[Figure dataset records]
======
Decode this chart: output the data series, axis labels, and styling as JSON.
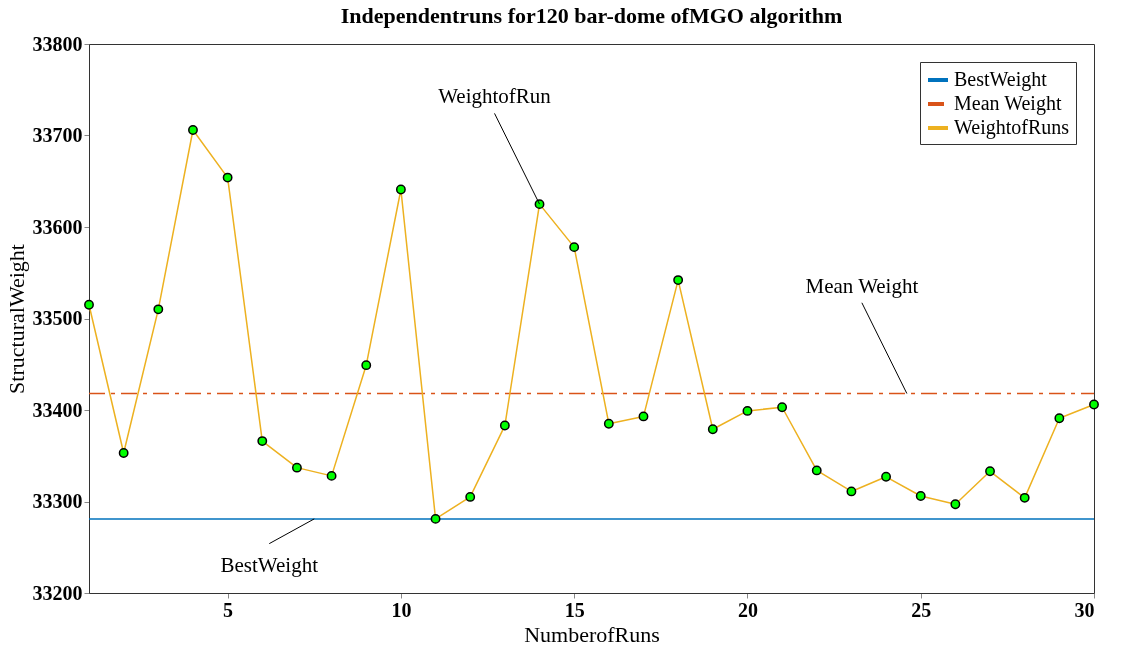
{
  "chart_data": {
    "type": "line",
    "title": "Independentruns for120 bar-dome ofMGO algorithm",
    "xlabel": "NumberofRuns",
    "ylabel": "StructuralWeight",
    "x": [
      1,
      2,
      3,
      4,
      5,
      6,
      7,
      8,
      9,
      10,
      11,
      12,
      13,
      14,
      15,
      16,
      17,
      18,
      19,
      20,
      21,
      22,
      23,
      24,
      25,
      26,
      27,
      28,
      29,
      30
    ],
    "series": [
      {
        "name": "BestWeight",
        "color": "#0072bd",
        "values": [
          33281,
          33281,
          33281,
          33281,
          33281,
          33281,
          33281,
          33281,
          33281,
          33281,
          33281,
          33281,
          33281,
          33281,
          33281,
          33281,
          33281,
          33281,
          33281,
          33281,
          33281,
          33281,
          33281,
          33281,
          33281,
          33281,
          33281,
          33281,
          33281,
          33281
        ],
        "marker": "none",
        "line_style": "solid"
      },
      {
        "name": "Mean Weight",
        "color": "#d95319",
        "values": [
          33418,
          33418,
          33418,
          33418,
          33418,
          33418,
          33418,
          33418,
          33418,
          33418,
          33418,
          33418,
          33418,
          33418,
          33418,
          33418,
          33418,
          33418,
          33418,
          33418,
          33418,
          33418,
          33418,
          33418,
          33418,
          33418,
          33418,
          33418,
          33418,
          33418
        ],
        "marker": "none",
        "line_style": "dashed"
      },
      {
        "name": "WeightofRuns",
        "color": "#edb120",
        "marker": "circle",
        "line_style": "solid",
        "values": [
          33515,
          33353,
          33510,
          33706,
          33654,
          33366,
          33337,
          33328,
          33449,
          33641,
          33281,
          33305,
          33383,
          33625,
          33578,
          33385,
          33393,
          33542,
          33379,
          33399,
          33403,
          33334,
          33311,
          33327,
          33306,
          33297,
          33333,
          33304,
          33391,
          33406
        ]
      }
    ],
    "annotations": [
      {
        "text": "BestWeight",
        "x": 7.5,
        "y": 33281
      },
      {
        "text": "WeightofRun",
        "x": 14,
        "y": 33625
      },
      {
        "text": "Mean Weight",
        "x": 24.6,
        "y": 33418
      }
    ],
    "xlim": [
      1,
      30
    ],
    "xticks": [
      5,
      10,
      15,
      20,
      25,
      30
    ],
    "ylim": [
      33200,
      33800
    ],
    "yticks": [
      33200,
      33300,
      33400,
      33500,
      33600,
      33700,
      33800
    ],
    "grid": false,
    "legend": "top right"
  }
}
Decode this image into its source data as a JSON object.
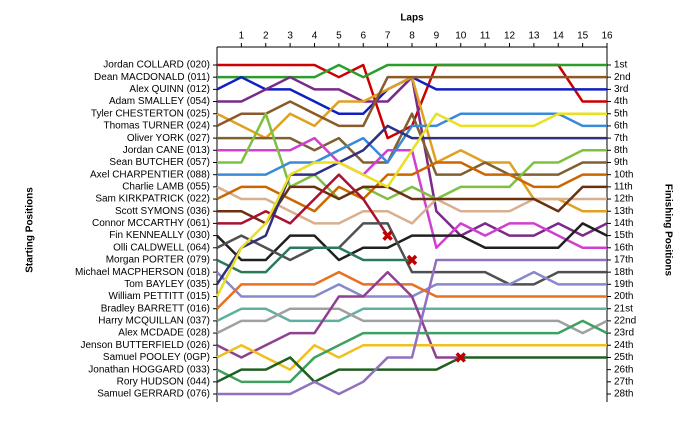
======
> **PROBLEM TO WORK ON**
Extract the entries in full, exactly as they are, minus the pictures.

> **OUTPUT OF THE TASK**
Decode this chart: output the data series, axis labels, and styling as JSON.
{
  "chart_data": {
    "type": "line",
    "title": "Independentruns for120 bar-dome ofMGO algorithm",
    "xlabel": "NumberofRuns",
    "ylabel": "StructuralWeight",
    "x": [
      1,
      2,
      3,
      4,
      5,
      6,
      7,
      8,
      9,
      10,
      11,
      12,
      13,
      14,
      15,
      16,
      17,
      18,
      19,
      20,
      21,
      22,
      23,
      24,
      25,
      26,
      27,
      28,
      29,
      30
    ],
    "series": [
      {
        "name": "BestWeight",
        "color": "#0072bd",
        "values": [
          33281,
          33281,
          33281,
          33281,
          33281,
          33281,
          33281,
          33281,
          33281,
          33281,
          33281,
          33281,
          33281,
          33281,
          33281,
          33281,
          33281,
          33281,
          33281,
          33281,
          33281,
          33281,
          33281,
          33281,
          33281,
          33281,
          33281,
          33281,
          33281,
          33281
        ],
        "marker": "none",
        "line_style": "solid"
      },
      {
        "name": "Mean Weight",
        "color": "#d95319",
        "values": [
          33418,
          33418,
          33418,
          33418,
          33418,
          33418,
          33418,
          33418,
          33418,
          33418,
          33418,
          33418,
          33418,
          33418,
          33418,
          33418,
          33418,
          33418,
          33418,
          33418,
          33418,
          33418,
          33418,
          33418,
          33418,
          33418,
          33418,
          33418,
          33418,
          33418
        ],
        "marker": "none",
        "line_style": "dashed"
      },
      {
        "name": "WeightofRuns",
        "color": "#edb120",
        "marker": "circle",
        "line_style": "solid",
        "values": [
          33515,
          33353,
          33510,
          33706,
          33654,
          33366,
          33337,
          33328,
          33449,
          33641,
          33281,
          33305,
          33383,
          33625,
          33578,
          33385,
          33393,
          33542,
          33379,
          33399,
          33403,
          33334,
          33311,
          33327,
          33306,
          33297,
          33333,
          33304,
          33391,
          33406
        ]
      }
    ],
    "annotations": [
      {
        "text": "BestWeight",
        "x": 7.5,
        "y": 33281
      },
      {
        "text": "WeightofRun",
        "x": 14,
        "y": 33625
      },
      {
        "text": "Mean Weight",
        "x": 24.6,
        "y": 33418
      }
    ],
    "xlim": [
      1,
      30
    ],
    "xticks": [
      5,
      10,
      15,
      20,
      25,
      30
    ],
    "ylim": [
      33200,
      33800
    ],
    "yticks": [
      33200,
      33300,
      33400,
      33500,
      33600,
      33700,
      33800
    ],
    "grid": false,
    "legend": "top right"
  }
}
Decode this image into its source data as a JSON object.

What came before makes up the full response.